Source:
[R-sig-ME] Best way to handle missing data?

Tue Mar 3 11:16:54 CET 2015

With MI, you do indeed average parameter estimates across the imputed datasets. And the way the SE for such an average is computed takes into consideration not only the variance of the estimate conditional on a particular dataset but also the variability across datasets. That's in fact the entire point of doing the imputation multiple times.

See, for example: http://sites.stat.psu.edu/~jls/mifaq.html#howto

One can apply that principle to any parameter estimate, even if this computation is not automated for particular models via a package.

Best,
Wolfgang

> -----Original Message-----
> From: R-sig-mixed-models [mailto:r-sig-mixed-models-bounces at r-
> project.org] On Behalf Of Joseph Bulbulia
> Sent: Monday, March 02, 2015 13:04
> To: David Duffy
> Cc: r-sig-mixed-models at r-project.org
> Subject: Re: [R-sig-ME] Best way to handle missing data?
> 
> RELATED QUESTION
> I have a related and probably naive question, but raising it might be
> helpful to Bonnie and others (myself included) who are struggling with
> multiple-imputaton in a mixed-effects modeling setting.
> 
> FIRST, MY DISCOMFORT
> The question arises from (1) my discomfort with averaging across multiply
> imputed datasets, which seems to lose the uncertainty from the data-
> generating imputation process (2) my need to use a wider class of models
> than is made available by Zelig — such as MCMCglmm.

Source data:
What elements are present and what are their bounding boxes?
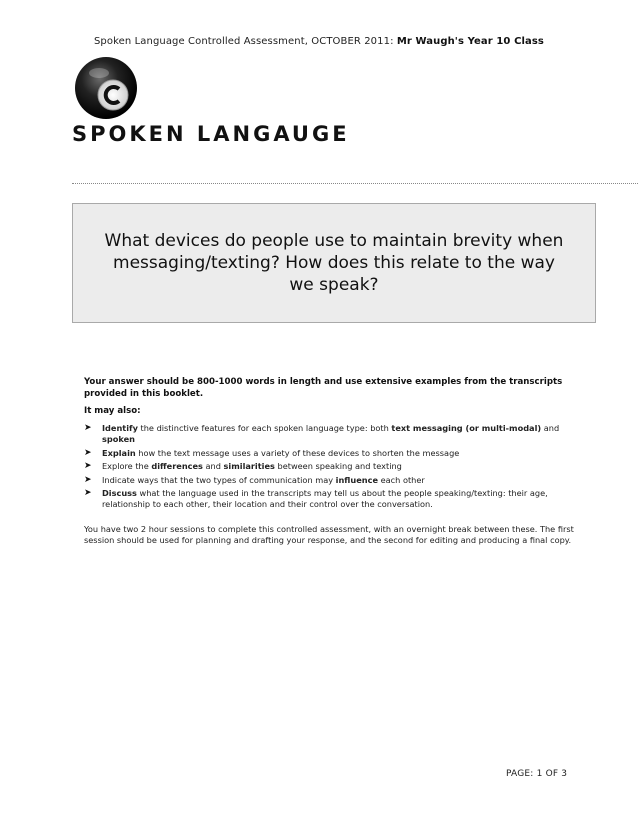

What you need to do:
1 – Answer these questions from the thread, labeling each answer (a), (b), or (c):
(a) Besides the variance of the estimate conditional on a particular dataset, what does the standard error of an averaged estimate take into account?
(b) Who sent the original message that is quoted?
(c) Which model does the original message name as belonging to a wider class than Zelig makes available?
2 – Quote the thread word for word, everything from "With MI, you" down to "imputation multiple times.".
3 – List every person mentioned by name in the thread.

Answers below:
1 –
(a) The variability across datasets.
(b) Joseph Bulbulia.
(c) MCMCglmm.

2 –
With MI, you do indeed average parameter estimates across the imputed datasets. And the way the SE for such an average is computed takes into consideration not only the variance of the estimate conditional on a particular dataset but also the variability across datasets. That's in fact the entire point of doing the imputation multiple times.

3 –
- Wolfgang
- Joseph Bulbulia
- David Duffy
- Bonnie